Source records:
■ ■ ■ ■ ■
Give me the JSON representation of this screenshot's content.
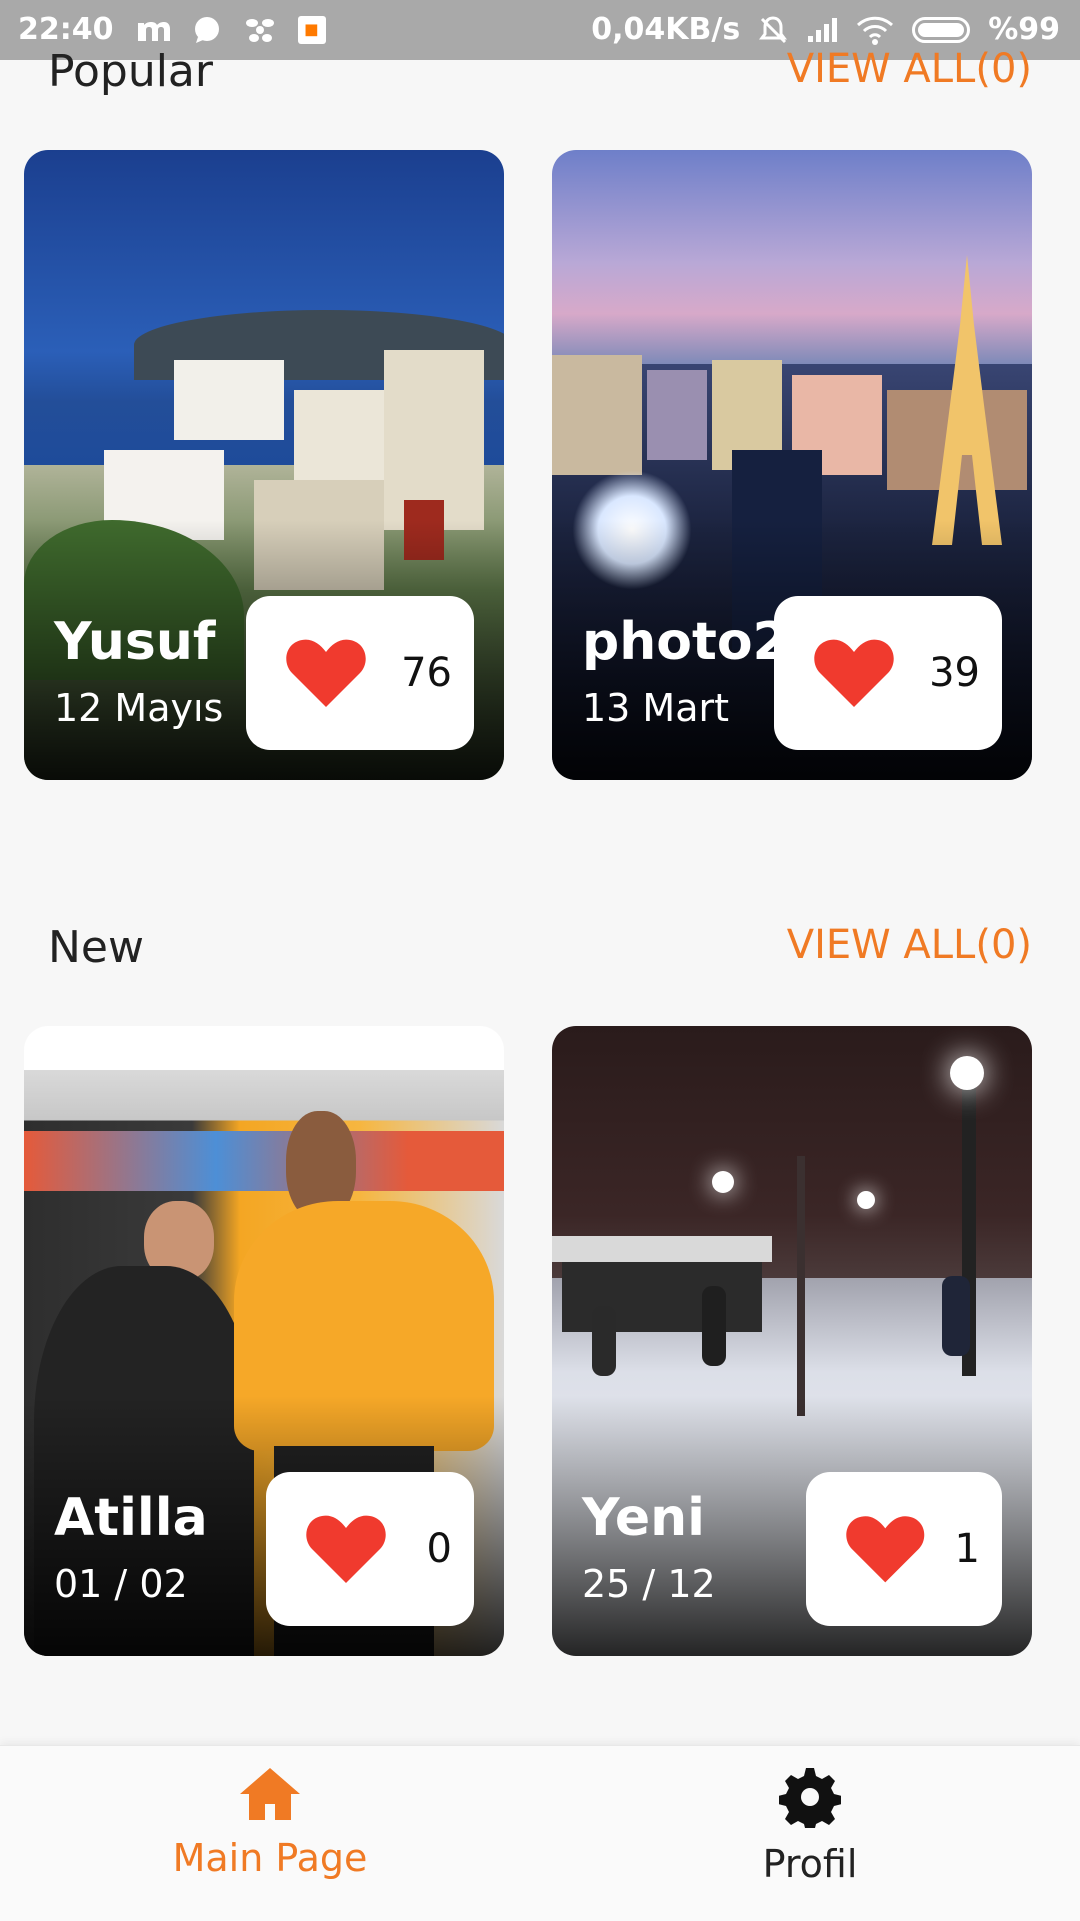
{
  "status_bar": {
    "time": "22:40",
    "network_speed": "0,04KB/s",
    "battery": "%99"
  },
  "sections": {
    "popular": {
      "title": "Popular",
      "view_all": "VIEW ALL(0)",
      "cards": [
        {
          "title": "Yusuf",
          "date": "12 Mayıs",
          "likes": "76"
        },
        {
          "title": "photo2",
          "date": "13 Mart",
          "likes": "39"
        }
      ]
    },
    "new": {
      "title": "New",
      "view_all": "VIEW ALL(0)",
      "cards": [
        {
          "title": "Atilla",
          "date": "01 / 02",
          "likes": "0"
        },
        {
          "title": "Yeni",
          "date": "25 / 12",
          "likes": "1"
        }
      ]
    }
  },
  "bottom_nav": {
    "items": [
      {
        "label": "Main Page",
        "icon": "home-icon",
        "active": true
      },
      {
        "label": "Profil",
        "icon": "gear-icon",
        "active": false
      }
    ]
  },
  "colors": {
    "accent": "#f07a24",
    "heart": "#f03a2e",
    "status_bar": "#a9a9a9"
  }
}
■ ■ ■ ■ ■
_STATED PROBLEM:_
Copy out each line of the entries that holds "date".

_TASK ANSWER:_
          "date": "12 Mayıs",
          "date": "13 Mart",
          "date": "01 / 02",
          "date": "25 / 12",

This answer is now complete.